▶ Set exercise
Duplicate the following lines as they stand, omitting the pictures.

Collected data entries:

(begin)

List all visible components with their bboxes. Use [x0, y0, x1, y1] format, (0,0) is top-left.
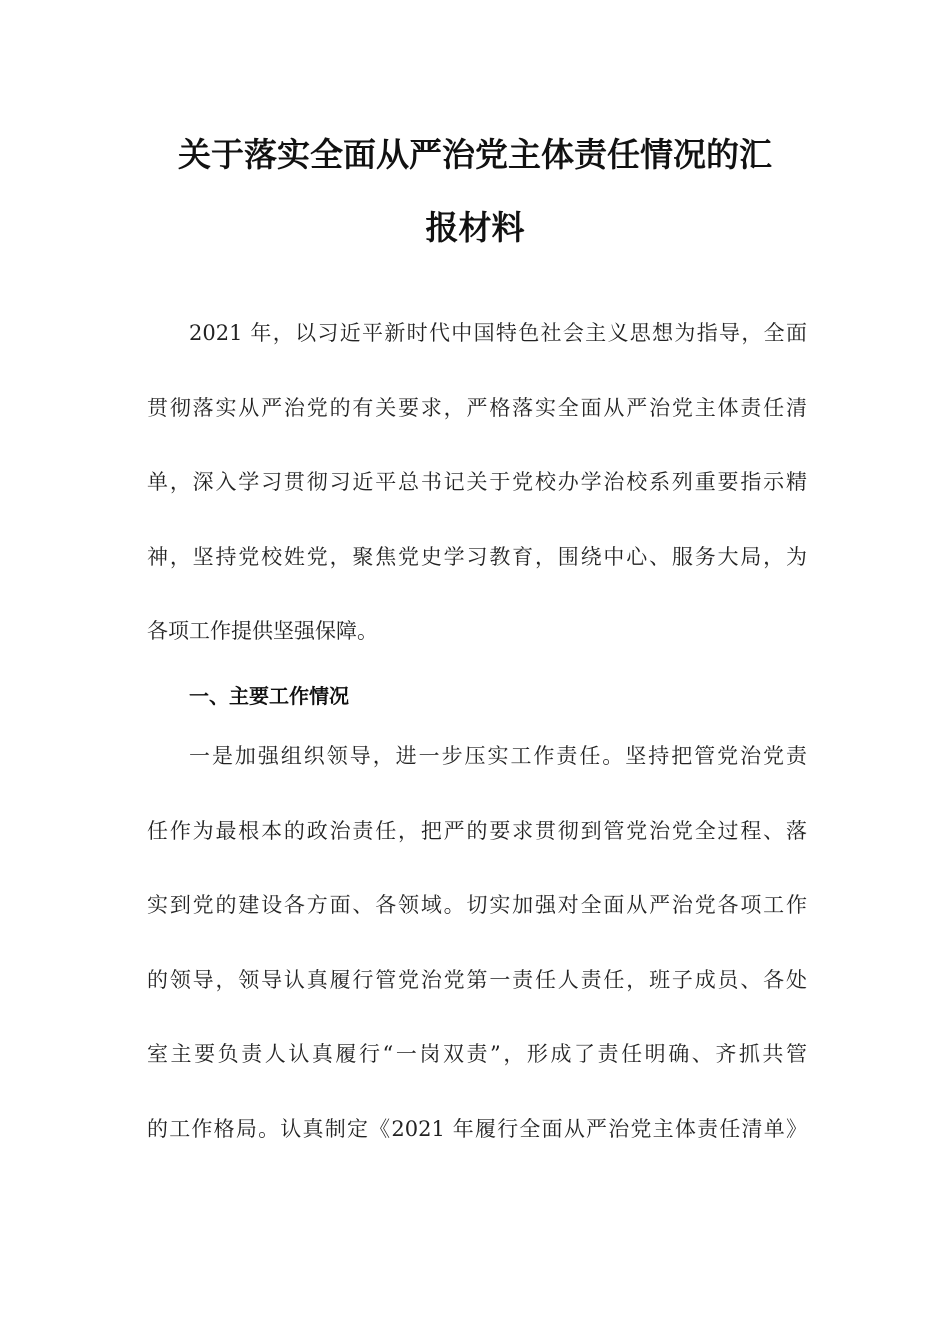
- document-title-line-1: 关于落实全面从严治党主体责任情况的汇: [178, 135, 772, 174]
- paragraph-1-line-5: 各项工作提供坚强保障。: [147, 619, 378, 643]
- section-heading: 一、主要工作情况: [189, 684, 349, 708]
- paragraph-1-line-2: 贯彻落实从严治党的有关要求，严格落实全面从严治党主体责任清: [147, 396, 807, 420]
- document-title-line-2: 报材料: [425, 208, 525, 247]
- paragraph-2-line-5: 室主要负责人认真履行“一岗双责”，形成了责任明确、齐抓共管: [147, 1042, 807, 1066]
- paragraph-2-line-1: 一是加强组织领导，进一步压实工作责任。坚持把管党治党责: [189, 744, 807, 768]
- paragraph-1-line-1: 2021 年，以习近平新时代中国特色社会主义思想为指导，全面: [189, 321, 807, 345]
- paragraph-2-line-4: 的领导，领导认真履行管党治党第一责任人责任，班子成员、各处: [147, 968, 807, 992]
- paragraph-1-line-4: 神，坚持党校姓党，聚焦党史学习教育，围绕中心、服务大局，为: [147, 545, 807, 569]
- paragraph-2-line-6: 的工作格局。认真制定《2021 年履行全面从严治党主体责任清单》: [147, 1117, 807, 1141]
- paragraph-2-line-3: 实到党的建设各方面、各领域。切实加强对全面从严治党各项工作: [147, 893, 807, 917]
- paragraph-1-line-3: 单，深入学习贯彻习近平总书记关于党校办学治校系列重要指示精: [147, 470, 807, 494]
- paragraph-2-line-2: 任作为最根本的政治责任，把严的要求贯彻到管党治党全过程、落: [147, 819, 807, 843]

(end)

▶ Full answer
List all visible components with their bboxes. Use [x0, y0, x1, y1] format, (0,0) is top-left.
- document-title-line-1: 关于落实全面从严治党主体责任情况的汇: [178, 135, 772, 174]
- paragraph-1-line-5: 各项工作提供坚强保障。: [147, 619, 378, 643]
- section-heading: 一、主要工作情况: [189, 684, 349, 708]
- paragraph-1-line-2: 贯彻落实从严治党的有关要求，严格落实全面从严治党主体责任清: [147, 396, 807, 420]
- document-title-line-2: 报材料: [425, 208, 525, 247]
- paragraph-2-line-5: 室主要负责人认真履行“一岗双责”，形成了责任明确、齐抓共管: [147, 1042, 807, 1066]
- paragraph-2-line-1: 一是加强组织领导，进一步压实工作责任。坚持把管党治党责: [189, 744, 807, 768]
- paragraph-1-line-1: 2021 年，以习近平新时代中国特色社会主义思想为指导，全面: [189, 321, 807, 345]
- paragraph-2-line-4: 的领导，领导认真履行管党治党第一责任人责任，班子成员、各处: [147, 968, 807, 992]
- paragraph-1-line-4: 神，坚持党校姓党，聚焦党史学习教育，围绕中心、服务大局，为: [147, 545, 807, 569]
- paragraph-2-line-6: 的工作格局。认真制定《2021 年履行全面从严治党主体责任清单》: [147, 1117, 807, 1141]
- paragraph-2-line-3: 实到党的建设各方面、各领域。切实加强对全面从严治党各项工作: [147, 893, 807, 917]
- paragraph-1-line-3: 单，深入学习贯彻习近平总书记关于党校办学治校系列重要指示精: [147, 470, 807, 494]
- paragraph-2-line-2: 任作为最根本的政治责任，把严的要求贯彻到管党治党全过程、落: [147, 819, 807, 843]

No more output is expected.